══ Records for this task

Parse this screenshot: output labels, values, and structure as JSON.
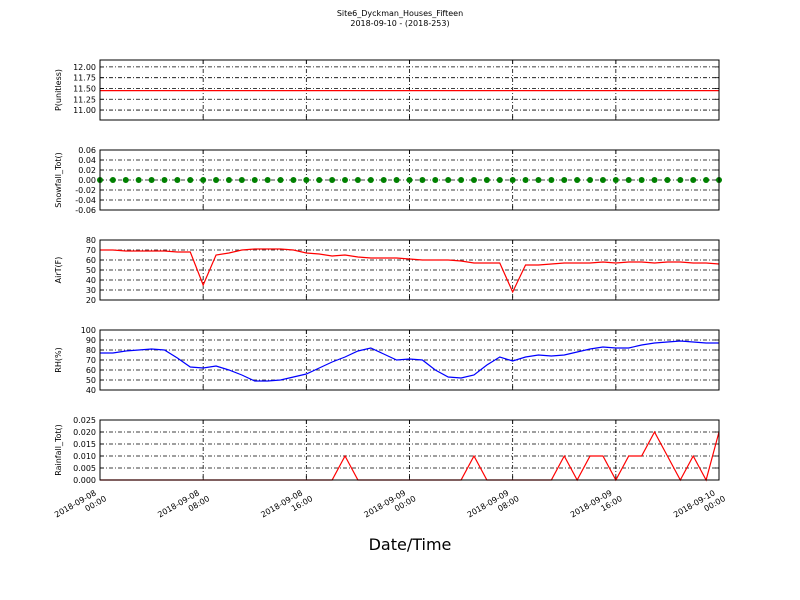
{
  "chart_data": {
    "type": "line",
    "title": "Site6_Dyckman_Houses_Fifteen",
    "subtitle": "2018-09-10 - (2018-253)",
    "xlabel": "Date/Time",
    "grid": true,
    "x": [
      "2018-09-08 00:00",
      "2018-09-08 01:00",
      "2018-09-08 02:00",
      "2018-09-08 03:00",
      "2018-09-08 04:00",
      "2018-09-08 05:00",
      "2018-09-08 06:00",
      "2018-09-08 07:00",
      "2018-09-08 08:00",
      "2018-09-08 09:00",
      "2018-09-08 10:00",
      "2018-09-08 11:00",
      "2018-09-08 12:00",
      "2018-09-08 13:00",
      "2018-09-08 14:00",
      "2018-09-08 15:00",
      "2018-09-08 16:00",
      "2018-09-08 17:00",
      "2018-09-08 18:00",
      "2018-09-08 19:00",
      "2018-09-08 20:00",
      "2018-09-08 21:00",
      "2018-09-08 22:00",
      "2018-09-08 23:00",
      "2018-09-09 00:00",
      "2018-09-09 01:00",
      "2018-09-09 02:00",
      "2018-09-09 03:00",
      "2018-09-09 04:00",
      "2018-09-09 05:00",
      "2018-09-09 06:00",
      "2018-09-09 07:00",
      "2018-09-09 08:00",
      "2018-09-09 09:00",
      "2018-09-09 10:00",
      "2018-09-09 11:00",
      "2018-09-09 12:00",
      "2018-09-09 13:00",
      "2018-09-09 14:00",
      "2018-09-09 15:00",
      "2018-09-09 16:00",
      "2018-09-09 17:00",
      "2018-09-09 18:00",
      "2018-09-09 19:00",
      "2018-09-09 20:00",
      "2018-09-09 21:00",
      "2018-09-09 22:00",
      "2018-09-09 23:00",
      "2018-09-10 00:00"
    ],
    "xlim": [
      "2018-09-08 00:00",
      "2018-09-10 00:00"
    ],
    "xticks": [
      "2018-09-08 00:00",
      "2018-09-08 08:00",
      "2018-09-08 16:00",
      "2018-09-09 00:00",
      "2018-09-09 08:00",
      "2018-09-09 16:00",
      "2018-09-10 00:00"
    ],
    "panels": [
      {
        "ylabel": "P(unitless)",
        "ylim": [
          10.77,
          12.16
        ],
        "yticks": [
          {
            "value": 11.0,
            "label": "11.00"
          },
          11.25,
          {
            "value": 11.5,
            "label": "11.50"
          },
          11.75,
          {
            "value": 12.0,
            "label": "12.00"
          }
        ],
        "series": [
          {
            "color": "#ff0000",
            "values": [
              11.45,
              11.45,
              11.45,
              11.45,
              11.45,
              11.45,
              11.45,
              11.45,
              11.45,
              11.45,
              11.45,
              11.45,
              11.45,
              11.45,
              11.45,
              11.45,
              11.45,
              11.45,
              11.45,
              11.45,
              11.45,
              11.45,
              11.45,
              11.45,
              11.45,
              11.45,
              11.45,
              11.45,
              11.45,
              11.45,
              11.45,
              11.45,
              11.45,
              11.45,
              11.45,
              11.45,
              11.45,
              11.45,
              11.45,
              11.45,
              11.45,
              11.45,
              11.45,
              11.45,
              11.45,
              11.45,
              11.45,
              11.45,
              11.45
            ]
          }
        ]
      },
      {
        "ylabel": "Snowfall_Tot()",
        "ylim": [
          -0.06,
          0.06
        ],
        "yticks": [
          -0.06,
          -0.04,
          -0.02,
          {
            "value": 0,
            "label": "0.00"
          },
          0.02,
          0.04,
          0.06
        ],
        "series": [
          {
            "color": "#008000",
            "marker": "o",
            "values": [
              0,
              0,
              0,
              0,
              0,
              0,
              0,
              0,
              0,
              0,
              0,
              0,
              0,
              0,
              0,
              0,
              0,
              0,
              0,
              0,
              0,
              0,
              0,
              0,
              0,
              0,
              0,
              0,
              0,
              0,
              0,
              0,
              0,
              0,
              0,
              0,
              0,
              0,
              0,
              0,
              0,
              0,
              0,
              0,
              0,
              0,
              0,
              0,
              0
            ]
          }
        ]
      },
      {
        "ylabel": "AirT(F)",
        "ylim": [
          20,
          80
        ],
        "yticks": [
          20,
          30,
          40,
          50,
          60,
          70,
          80
        ],
        "series": [
          {
            "color": "#ff0000",
            "values": [
              70,
              70,
              69,
              69,
              69,
              69,
              68,
              68,
              35,
              65,
              67,
              70,
              71,
              71,
              71,
              70,
              67,
              66,
              64,
              65,
              63,
              62,
              62,
              62,
              61,
              60,
              60,
              60,
              59,
              57,
              57,
              57,
              28,
              55,
              55,
              56,
              57,
              57,
              57,
              58,
              57,
              58,
              58,
              57,
              58,
              58,
              57,
              57,
              56
            ]
          }
        ]
      },
      {
        "ylabel": "RH(%)",
        "ylim": [
          40,
          100
        ],
        "yticks": [
          40,
          50,
          60,
          70,
          80,
          90,
          100
        ],
        "series": [
          {
            "color": "#0000ff",
            "values": [
              77,
              77,
              79,
              80,
              81,
              80,
              72,
              63,
              62,
              64,
              60,
              55,
              49,
              49,
              50,
              53,
              56,
              62,
              68,
              73,
              79,
              82,
              76,
              70,
              71,
              70,
              60,
              53,
              52,
              55,
              65,
              73,
              69,
              73,
              75,
              74,
              75,
              78,
              81,
              83,
              82,
              82,
              85,
              87,
              88,
              89,
              88,
              87,
              87
            ]
          }
        ]
      },
      {
        "ylabel": "Rainfall_Tot()",
        "ylim": [
          0,
          0.025
        ],
        "yticks": [
          {
            "value": 0,
            "label": "0.000"
          },
          0.005,
          {
            "value": 0.01,
            "label": "0.010"
          },
          0.015,
          {
            "value": 0.02,
            "label": "0.020"
          },
          0.025
        ],
        "series": [
          {
            "color": "#ff0000",
            "values": [
              0,
              0,
              0,
              0,
              0,
              0,
              0,
              0,
              0,
              0,
              0,
              0,
              0,
              0,
              0,
              0,
              0,
              0,
              0,
              0.01,
              0,
              0,
              0,
              0,
              0,
              0,
              0,
              0,
              0,
              0.01,
              0,
              0,
              0,
              0,
              0,
              0,
              0.01,
              0,
              0.01,
              0.01,
              0,
              0.01,
              0.01,
              0.02,
              0.01,
              0,
              0.01,
              0,
              0.02
            ]
          }
        ]
      }
    ]
  }
}
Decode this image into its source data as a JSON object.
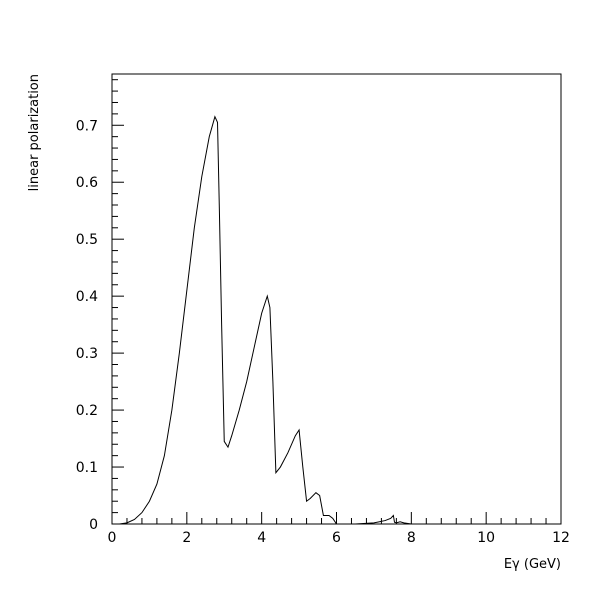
{
  "chart_data": {
    "type": "line",
    "title": "",
    "xlabel": "Eγ (GeV)",
    "ylabel": "linear polarization",
    "xlim": [
      0,
      12
    ],
    "ylim": [
      0,
      0.79
    ],
    "x_ticks": [
      0,
      2,
      4,
      6,
      8,
      10,
      12
    ],
    "x_tick_labels": [
      "0",
      "2",
      "4",
      "6",
      "8",
      "10",
      "12"
    ],
    "y_ticks": [
      0,
      0.1,
      0.2,
      0.3,
      0.4,
      0.5,
      0.6,
      0.7
    ],
    "y_tick_labels": [
      "0",
      "0.1",
      "0.2",
      "0.3",
      "0.4",
      "0.5",
      "0.6",
      "0.7"
    ],
    "grid": false,
    "legend": "none",
    "line_color": "#000000",
    "series": [
      {
        "x": [
          0.0,
          0.2,
          0.4,
          0.6,
          0.8,
          1.0,
          1.2,
          1.4,
          1.6,
          1.8,
          2.0,
          2.2,
          2.4,
          2.6,
          2.75,
          2.82,
          2.87,
          2.93,
          3.0,
          3.1,
          3.2,
          3.4,
          3.6,
          3.8,
          4.0,
          4.15,
          4.22,
          4.3,
          4.38,
          4.5,
          4.7,
          4.9,
          5.0,
          5.1,
          5.2,
          5.3,
          5.45,
          5.55,
          5.65,
          5.8,
          5.9,
          6.0,
          6.5,
          7.0,
          7.3,
          7.45,
          7.52,
          7.55,
          7.6,
          7.7,
          7.8,
          8.0,
          9.0,
          10.0,
          11.0,
          12.0
        ],
        "y": [
          0.0,
          0.0,
          0.002,
          0.008,
          0.02,
          0.04,
          0.07,
          0.12,
          0.2,
          0.3,
          0.41,
          0.52,
          0.61,
          0.68,
          0.715,
          0.705,
          0.55,
          0.35,
          0.145,
          0.135,
          0.155,
          0.2,
          0.25,
          0.31,
          0.37,
          0.4,
          0.38,
          0.25,
          0.09,
          0.1,
          0.125,
          0.155,
          0.165,
          0.1,
          0.04,
          0.045,
          0.055,
          0.05,
          0.015,
          0.015,
          0.01,
          0.0,
          0.0,
          0.002,
          0.006,
          0.01,
          0.015,
          0.003,
          0.002,
          0.004,
          0.002,
          0.0,
          0.0,
          0.0,
          0.0,
          0.0
        ]
      }
    ]
  }
}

════

## What to work on
Show every line above in which the word "JSON" occurs.

## Answer for this exercise
Parse this screenshot: output labels, values, and structure as JSON.
Decode this image into its source data as a JSON object.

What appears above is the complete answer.